__What you have to do__
Copy down every line where the string "ВИДИ" shows up.

__Material provided__
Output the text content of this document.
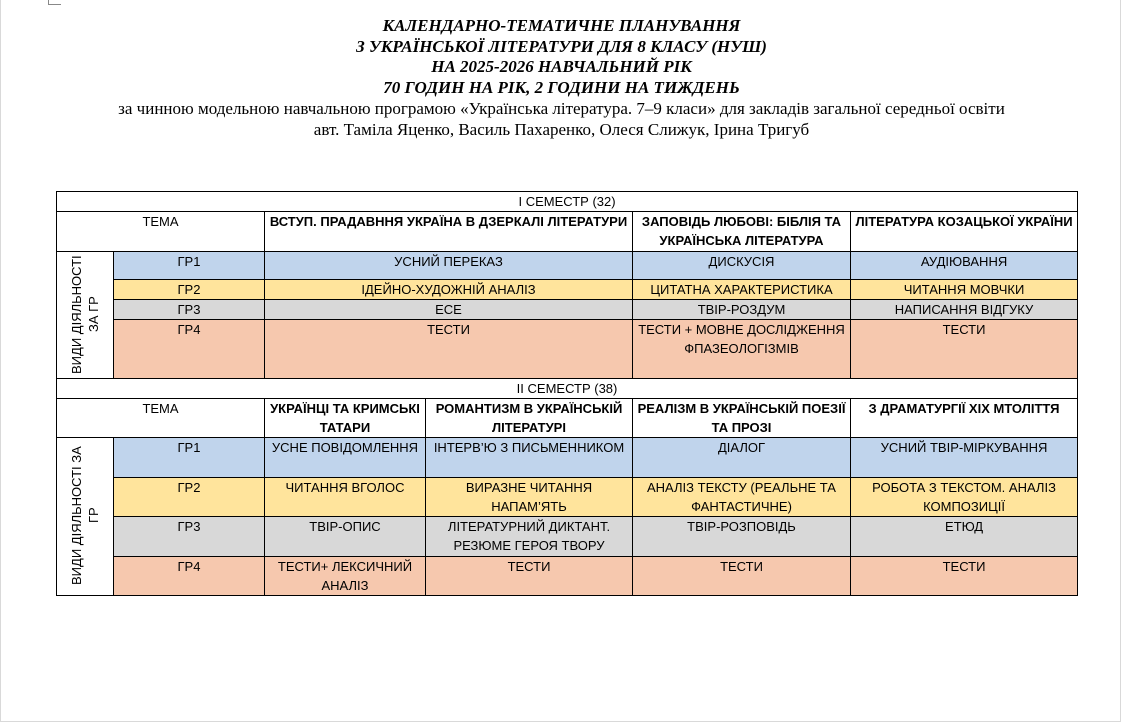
КАЛЕНДАРНО-ТЕМАТИЧНЕ ПЛАНУВАННЯ

З УКРАЇНСЬКОЇ ЛІТЕРАТУРИ ДЛЯ 8 КЛАСУ (НУШ)

НА 2025-2026 НАВЧАЛЬНИЙ РІК

70 ГОДИН НА РІК, 2 ГОДИНИ НА ТИЖДЕНЬ

за чинною модельною навчальною програмою «Українська література. 7–9 класи» для закладів загальної середньої освіти

авт. Таміла Яценко, Василь Пахаренко, Олеся Слижук, Ірина Тригуб

І СЕМЕСТР (32)					
ТЕМА		ВСТУП. ПРАДАВННЯ УКРАЇНА В ДЗЕРКАЛІ ЛІТЕРАТУРИ		ЗАПОВІДЬ ЛЮБОВІ: БІБЛІЯ ТА УКРАЇНСЬКА ЛІТЕРАТУРА	ЛІТЕРАТУРА КОЗАЦЬКОЇ УКРАЇНИ

ВИДИ ДІЯЛЬНОСТІ ЗА ГР	ГР1	УСНИЙ ПЕРЕКАЗ		ДИСКУСІЯ	АУДІЮВАННЯ
	ГР2	ІДЕЙНО-ХУДОЖНІЙ АНАЛІЗ		ЦИТАТНА ХАРАКТЕРИСТИКА	ЧИТАННЯ МОВЧКИ
	ГР3	ЕСЕ		ТВІР-РОЗДУМ	НАПИСАННЯ ВІДГУКУ
	ГР4	ТЕСТИ		ТЕСТИ + МОВНЕ ДОСЛІДЖЕННЯ ФПАЗЕОЛОГІЗМІВ	ТЕСТИ
ІІ СЕМЕСТР (38)					
ТЕМА		УКРАЇНЦІ ТА КРИМСЬКІ ТАТАРИ	РОМАНТИЗМ В УКРАЇНСЬКІЙ ЛІТЕРАТУРІ	РЕАЛІЗМ В УКРАЇНСЬКІЙ ПОЕЗІЇ ТА ПРОЗІ	З ДРАМАТУРГІЇ ХІХ МТОЛІТТЯ

ВИДИ ДІЯЛЬНОСТІ ЗА ГР	ГР1	УСНЕ ПОВІДОМЛЕННЯ	ІНТЕРВ’Ю З ПИСЬМЕННИКОМ	ДІАЛОГ	УСНИЙ ТВІР-МІРКУВАННЯ
	ГР2	ЧИТАННЯ ВГОЛОС	ВИРАЗНЕ ЧИТАННЯ НАПАМ’ЯТЬ	АНАЛІЗ ТЕКСТУ (РЕАЛЬНЕ ТА ФАНТАСТИЧНЕ)	РОБОТА З ТЕКСТОМ. АНАЛІЗ КОМПОЗИЦІЇ
	ГР3	ТВІР-ОПИС	ЛІТЕРАТУРНИЙ ДИКТАНТ. РЕЗЮМЕ ГЕРОЯ ТВОРУ	ТВІР-РОЗПОВІДЬ	ЕТЮД
	ГР4	ТЕСТИ+ ЛЕКСИЧНИЙ АНАЛІЗ	ТЕСТИ	ТЕСТИ	ТЕСТИ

__Full solution__
ВИДИ ДІЯЛЬНОСТІ ЗА ГР	ГР1	УСНИЙ ПЕРЕКАЗ		ДИСКУСІЯ	АУДІЮВАННЯ
ВИДИ ДІЯЛЬНОСТІ ЗА ГР	ГР1	УСНЕ ПОВІДОМЛЕННЯ	ІНТЕРВ’Ю З ПИСЬМЕННИКОМ	ДІАЛОГ	УСНИЙ ТВІР-МІРКУВАННЯ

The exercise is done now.